Excerpted data ::
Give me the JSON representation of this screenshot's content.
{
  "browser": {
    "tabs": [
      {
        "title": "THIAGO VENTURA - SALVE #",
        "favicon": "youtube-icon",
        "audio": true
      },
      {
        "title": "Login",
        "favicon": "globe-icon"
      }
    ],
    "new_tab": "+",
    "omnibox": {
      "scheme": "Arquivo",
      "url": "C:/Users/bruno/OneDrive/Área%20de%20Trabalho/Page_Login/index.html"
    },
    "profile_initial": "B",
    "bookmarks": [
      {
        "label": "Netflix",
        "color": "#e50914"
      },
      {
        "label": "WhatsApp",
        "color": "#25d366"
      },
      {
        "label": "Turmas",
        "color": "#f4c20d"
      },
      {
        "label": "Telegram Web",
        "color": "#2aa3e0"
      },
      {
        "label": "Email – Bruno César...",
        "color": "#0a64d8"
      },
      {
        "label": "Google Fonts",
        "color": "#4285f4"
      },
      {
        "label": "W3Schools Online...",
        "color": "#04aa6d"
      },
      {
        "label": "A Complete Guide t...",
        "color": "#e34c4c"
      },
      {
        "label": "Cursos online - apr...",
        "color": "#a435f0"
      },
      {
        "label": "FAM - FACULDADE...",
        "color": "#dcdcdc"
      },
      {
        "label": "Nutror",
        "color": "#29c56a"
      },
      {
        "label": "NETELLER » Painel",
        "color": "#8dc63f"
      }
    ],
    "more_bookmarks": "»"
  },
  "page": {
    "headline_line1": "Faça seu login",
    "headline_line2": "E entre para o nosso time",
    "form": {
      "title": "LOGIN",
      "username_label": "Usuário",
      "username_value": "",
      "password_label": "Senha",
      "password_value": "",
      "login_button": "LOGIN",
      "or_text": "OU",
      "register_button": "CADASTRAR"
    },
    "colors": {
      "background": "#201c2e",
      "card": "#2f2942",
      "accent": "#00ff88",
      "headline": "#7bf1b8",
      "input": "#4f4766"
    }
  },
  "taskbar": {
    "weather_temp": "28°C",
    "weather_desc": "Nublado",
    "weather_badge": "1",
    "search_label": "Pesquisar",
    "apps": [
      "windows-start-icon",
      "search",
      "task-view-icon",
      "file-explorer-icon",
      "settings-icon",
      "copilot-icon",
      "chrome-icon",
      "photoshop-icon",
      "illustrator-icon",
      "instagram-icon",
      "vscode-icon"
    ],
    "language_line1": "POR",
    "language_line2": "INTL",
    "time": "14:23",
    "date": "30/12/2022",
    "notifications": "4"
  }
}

==

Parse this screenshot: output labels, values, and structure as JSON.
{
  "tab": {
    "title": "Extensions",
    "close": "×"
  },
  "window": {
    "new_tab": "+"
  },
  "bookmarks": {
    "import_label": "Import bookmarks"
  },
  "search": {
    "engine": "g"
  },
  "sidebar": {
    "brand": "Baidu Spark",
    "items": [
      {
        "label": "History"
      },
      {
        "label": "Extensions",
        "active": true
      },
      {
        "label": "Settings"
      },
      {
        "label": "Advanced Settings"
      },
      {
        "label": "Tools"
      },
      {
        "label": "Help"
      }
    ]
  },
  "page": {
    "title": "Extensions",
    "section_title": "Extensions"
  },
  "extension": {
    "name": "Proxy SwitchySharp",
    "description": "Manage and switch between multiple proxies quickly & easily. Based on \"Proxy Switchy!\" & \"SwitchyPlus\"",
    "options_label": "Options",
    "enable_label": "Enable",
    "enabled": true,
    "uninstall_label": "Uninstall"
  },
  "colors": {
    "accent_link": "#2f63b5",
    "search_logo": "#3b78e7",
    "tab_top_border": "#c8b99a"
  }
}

Exercise task :: Search the entries for the string "JSON" and collect each line that has it.

Correct response ::
Give me the JSON representation of this screenshot's content.
Parse this screenshot: output labels, values, and structure as JSON.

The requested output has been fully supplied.